◆ The exercise ◆
Transcribe word for word the lines spanning the line with "What data populates" through the end of the records.

....

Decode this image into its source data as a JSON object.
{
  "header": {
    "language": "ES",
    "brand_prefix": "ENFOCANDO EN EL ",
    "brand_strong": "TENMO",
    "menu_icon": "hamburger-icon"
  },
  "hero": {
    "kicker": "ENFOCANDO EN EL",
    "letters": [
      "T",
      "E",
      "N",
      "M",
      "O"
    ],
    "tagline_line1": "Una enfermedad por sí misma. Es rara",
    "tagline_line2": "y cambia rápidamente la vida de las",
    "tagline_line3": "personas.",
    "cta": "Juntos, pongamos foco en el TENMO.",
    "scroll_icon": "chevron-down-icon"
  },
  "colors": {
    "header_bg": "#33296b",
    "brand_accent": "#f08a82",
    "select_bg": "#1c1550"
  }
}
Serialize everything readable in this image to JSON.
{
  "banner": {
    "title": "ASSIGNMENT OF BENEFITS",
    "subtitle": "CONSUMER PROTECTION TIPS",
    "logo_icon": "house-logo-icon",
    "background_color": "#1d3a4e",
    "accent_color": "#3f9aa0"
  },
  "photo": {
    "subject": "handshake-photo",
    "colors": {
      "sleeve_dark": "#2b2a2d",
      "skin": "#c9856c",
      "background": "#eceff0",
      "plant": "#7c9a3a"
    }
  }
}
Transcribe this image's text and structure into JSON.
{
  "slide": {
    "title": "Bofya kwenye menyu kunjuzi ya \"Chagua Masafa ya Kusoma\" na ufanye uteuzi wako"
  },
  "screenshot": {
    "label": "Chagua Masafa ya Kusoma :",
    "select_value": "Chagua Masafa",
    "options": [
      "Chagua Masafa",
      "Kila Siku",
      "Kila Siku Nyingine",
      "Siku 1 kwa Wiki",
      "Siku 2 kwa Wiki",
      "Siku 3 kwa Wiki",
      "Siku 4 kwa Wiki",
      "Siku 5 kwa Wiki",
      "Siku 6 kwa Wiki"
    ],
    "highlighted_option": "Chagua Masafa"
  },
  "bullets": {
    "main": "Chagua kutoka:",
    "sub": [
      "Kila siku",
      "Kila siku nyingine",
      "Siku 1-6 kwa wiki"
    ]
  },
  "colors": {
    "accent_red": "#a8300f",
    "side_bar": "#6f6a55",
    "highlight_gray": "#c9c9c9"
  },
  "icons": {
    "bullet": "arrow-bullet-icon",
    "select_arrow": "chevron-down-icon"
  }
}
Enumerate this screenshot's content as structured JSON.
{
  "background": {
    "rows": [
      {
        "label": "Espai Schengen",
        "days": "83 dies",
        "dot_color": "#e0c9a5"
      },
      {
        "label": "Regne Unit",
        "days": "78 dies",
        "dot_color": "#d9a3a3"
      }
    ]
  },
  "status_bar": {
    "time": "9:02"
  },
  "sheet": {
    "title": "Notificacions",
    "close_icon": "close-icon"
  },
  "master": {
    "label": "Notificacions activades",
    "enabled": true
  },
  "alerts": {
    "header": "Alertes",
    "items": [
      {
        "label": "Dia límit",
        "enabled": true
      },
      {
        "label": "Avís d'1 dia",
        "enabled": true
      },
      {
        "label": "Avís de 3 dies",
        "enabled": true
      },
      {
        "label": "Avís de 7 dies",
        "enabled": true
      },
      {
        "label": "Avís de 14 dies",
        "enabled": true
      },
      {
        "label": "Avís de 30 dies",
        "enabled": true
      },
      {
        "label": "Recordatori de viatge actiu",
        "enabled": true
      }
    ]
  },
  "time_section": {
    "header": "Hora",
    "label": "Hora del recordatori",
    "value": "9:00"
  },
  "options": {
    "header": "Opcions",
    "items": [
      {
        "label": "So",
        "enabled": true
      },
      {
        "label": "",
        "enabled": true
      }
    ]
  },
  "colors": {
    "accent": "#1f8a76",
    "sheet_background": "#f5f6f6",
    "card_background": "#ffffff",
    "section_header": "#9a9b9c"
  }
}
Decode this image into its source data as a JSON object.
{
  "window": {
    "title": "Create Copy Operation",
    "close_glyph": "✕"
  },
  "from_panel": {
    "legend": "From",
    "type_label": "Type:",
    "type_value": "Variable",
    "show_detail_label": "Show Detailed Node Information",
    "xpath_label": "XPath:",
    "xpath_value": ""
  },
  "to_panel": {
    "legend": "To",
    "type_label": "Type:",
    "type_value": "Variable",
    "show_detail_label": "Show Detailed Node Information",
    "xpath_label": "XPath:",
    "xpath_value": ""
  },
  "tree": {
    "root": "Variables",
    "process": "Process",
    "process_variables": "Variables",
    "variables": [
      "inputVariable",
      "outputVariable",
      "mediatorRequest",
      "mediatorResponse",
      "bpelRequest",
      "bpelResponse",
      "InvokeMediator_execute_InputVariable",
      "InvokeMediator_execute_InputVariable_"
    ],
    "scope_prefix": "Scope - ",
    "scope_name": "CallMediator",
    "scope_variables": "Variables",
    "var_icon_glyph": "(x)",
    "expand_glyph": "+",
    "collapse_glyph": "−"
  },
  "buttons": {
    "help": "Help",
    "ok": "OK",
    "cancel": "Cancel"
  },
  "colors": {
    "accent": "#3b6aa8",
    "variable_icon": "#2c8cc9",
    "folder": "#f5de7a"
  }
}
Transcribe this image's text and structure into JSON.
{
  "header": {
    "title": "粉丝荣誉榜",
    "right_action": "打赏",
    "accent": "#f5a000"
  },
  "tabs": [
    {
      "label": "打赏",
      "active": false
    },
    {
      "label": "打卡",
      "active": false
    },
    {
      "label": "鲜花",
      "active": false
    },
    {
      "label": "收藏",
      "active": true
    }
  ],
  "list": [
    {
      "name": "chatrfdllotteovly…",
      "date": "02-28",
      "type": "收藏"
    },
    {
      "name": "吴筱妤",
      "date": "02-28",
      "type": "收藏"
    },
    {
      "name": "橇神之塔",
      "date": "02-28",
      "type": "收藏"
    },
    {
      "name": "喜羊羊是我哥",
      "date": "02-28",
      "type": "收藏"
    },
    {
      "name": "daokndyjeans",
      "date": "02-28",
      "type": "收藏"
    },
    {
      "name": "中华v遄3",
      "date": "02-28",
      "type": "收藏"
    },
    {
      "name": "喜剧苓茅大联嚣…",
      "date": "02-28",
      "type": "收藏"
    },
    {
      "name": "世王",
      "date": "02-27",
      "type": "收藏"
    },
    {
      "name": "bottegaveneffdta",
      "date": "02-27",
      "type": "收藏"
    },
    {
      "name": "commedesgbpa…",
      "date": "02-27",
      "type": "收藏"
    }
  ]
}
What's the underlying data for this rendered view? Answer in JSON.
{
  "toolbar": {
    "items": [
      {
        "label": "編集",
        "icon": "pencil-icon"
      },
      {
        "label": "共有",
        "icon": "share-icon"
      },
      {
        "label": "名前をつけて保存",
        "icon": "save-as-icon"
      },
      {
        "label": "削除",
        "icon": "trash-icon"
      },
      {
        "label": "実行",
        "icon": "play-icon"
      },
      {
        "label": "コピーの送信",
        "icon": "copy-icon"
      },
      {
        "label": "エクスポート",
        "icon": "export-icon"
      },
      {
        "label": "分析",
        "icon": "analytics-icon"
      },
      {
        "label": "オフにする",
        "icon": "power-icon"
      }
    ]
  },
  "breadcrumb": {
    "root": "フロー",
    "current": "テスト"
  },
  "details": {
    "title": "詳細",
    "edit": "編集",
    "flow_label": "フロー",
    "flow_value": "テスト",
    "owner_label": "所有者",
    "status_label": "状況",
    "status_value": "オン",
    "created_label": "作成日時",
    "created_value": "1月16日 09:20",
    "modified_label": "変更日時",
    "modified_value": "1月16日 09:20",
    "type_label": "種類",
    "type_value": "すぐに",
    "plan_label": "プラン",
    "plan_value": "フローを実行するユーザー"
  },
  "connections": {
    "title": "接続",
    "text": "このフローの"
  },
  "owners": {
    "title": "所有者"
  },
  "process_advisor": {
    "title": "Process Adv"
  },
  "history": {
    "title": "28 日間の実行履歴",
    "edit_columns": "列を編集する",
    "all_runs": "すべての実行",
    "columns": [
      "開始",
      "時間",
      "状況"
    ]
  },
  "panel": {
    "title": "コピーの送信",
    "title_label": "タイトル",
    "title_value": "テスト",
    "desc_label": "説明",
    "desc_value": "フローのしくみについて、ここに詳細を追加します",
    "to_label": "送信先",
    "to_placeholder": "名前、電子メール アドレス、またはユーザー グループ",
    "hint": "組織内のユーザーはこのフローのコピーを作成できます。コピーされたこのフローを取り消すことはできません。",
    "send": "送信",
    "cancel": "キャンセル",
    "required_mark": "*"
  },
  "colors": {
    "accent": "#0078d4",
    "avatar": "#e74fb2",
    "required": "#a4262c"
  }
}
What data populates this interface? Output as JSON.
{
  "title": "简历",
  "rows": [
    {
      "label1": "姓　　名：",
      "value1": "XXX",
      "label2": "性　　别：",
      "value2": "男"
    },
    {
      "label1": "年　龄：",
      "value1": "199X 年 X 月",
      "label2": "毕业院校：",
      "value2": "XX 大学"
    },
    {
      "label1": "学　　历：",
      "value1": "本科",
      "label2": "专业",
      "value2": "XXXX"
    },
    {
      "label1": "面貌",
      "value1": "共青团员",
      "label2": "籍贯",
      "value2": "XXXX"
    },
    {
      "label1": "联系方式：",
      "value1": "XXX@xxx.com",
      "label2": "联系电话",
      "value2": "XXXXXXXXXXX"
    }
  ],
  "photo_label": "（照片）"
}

....

◆ Result of this exercise ◆
What data populates this interface? Output as JSON.
{
  "title": "简历",
  "rows": [
    {
      "label1": "姓　　名：",
      "value1": "XXX",
      "label2": "性　　别：",
      "value2": "男"
    },
    {
      "label1": "年　龄：",
      "value1": "199X 年 X 月",
      "label2": "毕业院校：",
      "value2": "XX 大学"
    },
    {
      "label1": "学　　历：",
      "value1": "本科",
      "label2": "专业",
      "value2": "XXXX"
    },
    {
      "label1": "面貌",
      "value1": "共青团员",
      "label2": "籍贯",
      "value2": "XXXX"
    },
    {
      "label1": "联系方式：",
      "value1": "XXX@xxx.com",
      "label2": "联系电话",
      "value2": "XXXXXXXXXXX"
    }
  ],
  "photo_label": "（照片）"
}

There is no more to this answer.